**WORK TO DO**
Arrange every line of the data below as a numbered list, skipping any blank lines. Omit the pictures from your answer.

Excerpt from a dataset
☆ ☆ ☆ ☆ ☆ ☆ ☆

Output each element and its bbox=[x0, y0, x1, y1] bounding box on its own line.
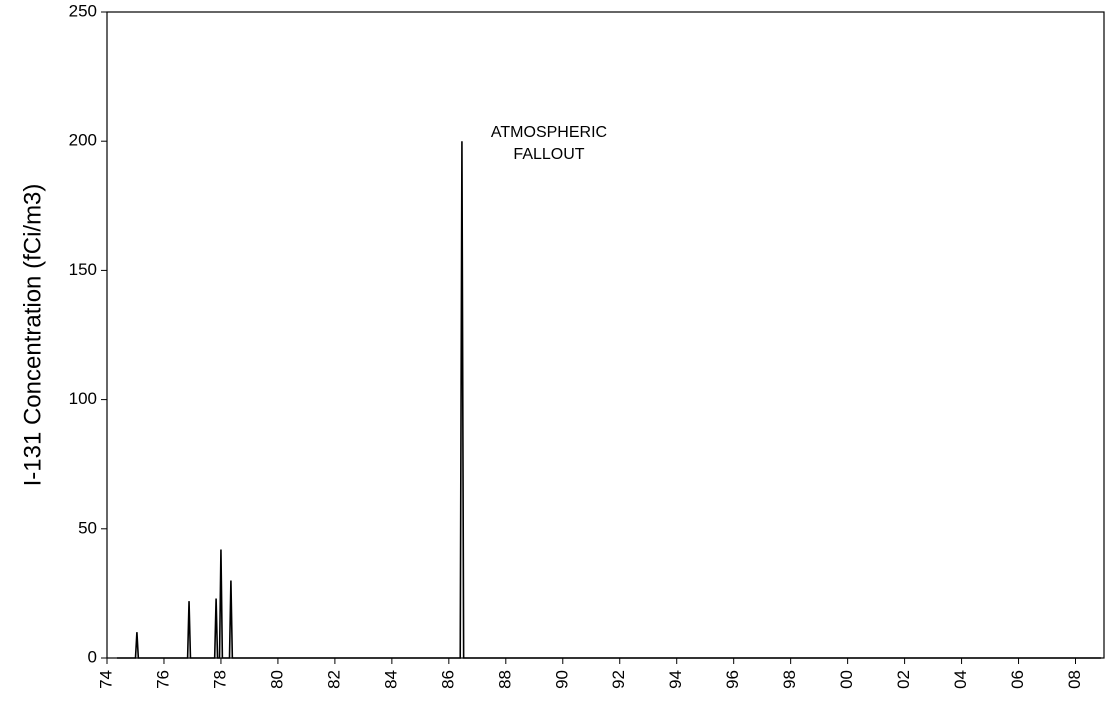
x-tick-label: 88 bbox=[495, 670, 514, 689]
x-tick-label: 00 bbox=[837, 670, 856, 689]
y-tick-label: 0 bbox=[88, 647, 97, 666]
annotation: FALLOUT bbox=[513, 146, 584, 163]
x-tick-label: 86 bbox=[438, 670, 457, 689]
x-tick-label: 82 bbox=[324, 670, 343, 689]
x-tick-label: 84 bbox=[381, 670, 400, 689]
x-tick-label: 02 bbox=[894, 670, 913, 689]
y-tick-label: 200 bbox=[69, 131, 97, 150]
x-tick-label: 96 bbox=[723, 670, 742, 689]
x-tick-label: 98 bbox=[780, 670, 799, 689]
data-line bbox=[116, 141, 1102, 659]
x-tick-label: 80 bbox=[267, 670, 286, 689]
x-tick-label: 04 bbox=[951, 670, 970, 689]
x-tick-label: 06 bbox=[1008, 670, 1027, 689]
x-tick-label: 94 bbox=[666, 670, 685, 689]
y-axis-label: I-131 Concentration (fCi/m3) bbox=[19, 184, 46, 487]
plot-frame bbox=[106, 11, 1105, 659]
x-tick-label: 76 bbox=[153, 670, 172, 689]
y-tick-label: 250 bbox=[69, 1, 97, 20]
y-tick-label: 150 bbox=[69, 260, 97, 279]
x-tick-label: 74 bbox=[96, 670, 115, 689]
x-tick-label: 90 bbox=[552, 670, 571, 689]
y-tick-label: 50 bbox=[78, 518, 97, 537]
y-tick-label: 100 bbox=[69, 389, 97, 408]
x-tick-label: 08 bbox=[1065, 670, 1084, 689]
x-tick-label: 78 bbox=[210, 670, 229, 689]
annotation: ATMOSPHERIC bbox=[491, 124, 607, 141]
x-tick-label: 92 bbox=[609, 670, 628, 689]
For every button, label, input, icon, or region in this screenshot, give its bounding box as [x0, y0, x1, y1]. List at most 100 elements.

☆ ☆ ☆ ☆ ☆ ☆ ☆

**REPLY**
1. Output each element and its bbox=[x0, y0, x1, y1] bounding box on its own line.
2. x-tick-label: 88 bbox=[495, 670, 514, 689]
3. x-tick-label: 00 bbox=[837, 670, 856, 689]
4. y-tick-label: 0 bbox=[88, 647, 97, 666]
5. annotation: FALLOUT bbox=[513, 146, 584, 163]
6. x-tick-label: 86 bbox=[438, 670, 457, 689]
7. x-tick-label: 82 bbox=[324, 670, 343, 689]
8. x-tick-label: 84 bbox=[381, 670, 400, 689]
9. x-tick-label: 02 bbox=[894, 670, 913, 689]
10. y-tick-label: 200 bbox=[69, 131, 97, 150]
11. x-tick-label: 96 bbox=[723, 670, 742, 689]
12. x-tick-label: 98 bbox=[780, 670, 799, 689]
13. data-line bbox=[116, 141, 1102, 659]
14. x-tick-label: 80 bbox=[267, 670, 286, 689]
15. x-tick-label: 04 bbox=[951, 670, 970, 689]
16. x-tick-label: 06 bbox=[1008, 670, 1027, 689]
17. x-tick-label: 94 bbox=[666, 670, 685, 689]
18. y-axis-label: I-131 Concentration (fCi/m3) bbox=[19, 184, 46, 487]
19. plot-frame bbox=[106, 11, 1105, 659]
20. x-tick-label: 76 bbox=[153, 670, 172, 689]
21. y-tick-label: 250 bbox=[69, 1, 97, 20]
22. y-tick-label: 150 bbox=[69, 260, 97, 279]
23. x-tick-label: 74 bbox=[96, 670, 115, 689]
24. x-tick-label: 90 bbox=[552, 670, 571, 689]
25. y-tick-label: 50 bbox=[78, 518, 97, 537]
26. y-tick-label: 100 bbox=[69, 389, 97, 408]
27. x-tick-label: 08 bbox=[1065, 670, 1084, 689]
28. x-tick-label: 78 bbox=[210, 670, 229, 689]
29. annotation: ATMOSPHERIC bbox=[491, 124, 607, 141]
30. x-tick-label: 92 bbox=[609, 670, 628, 689]
31. For every button, label, input, icon, or region in this screenshot, give its bounding box as [x0, y0, x1, y1]. List at most 100 elements.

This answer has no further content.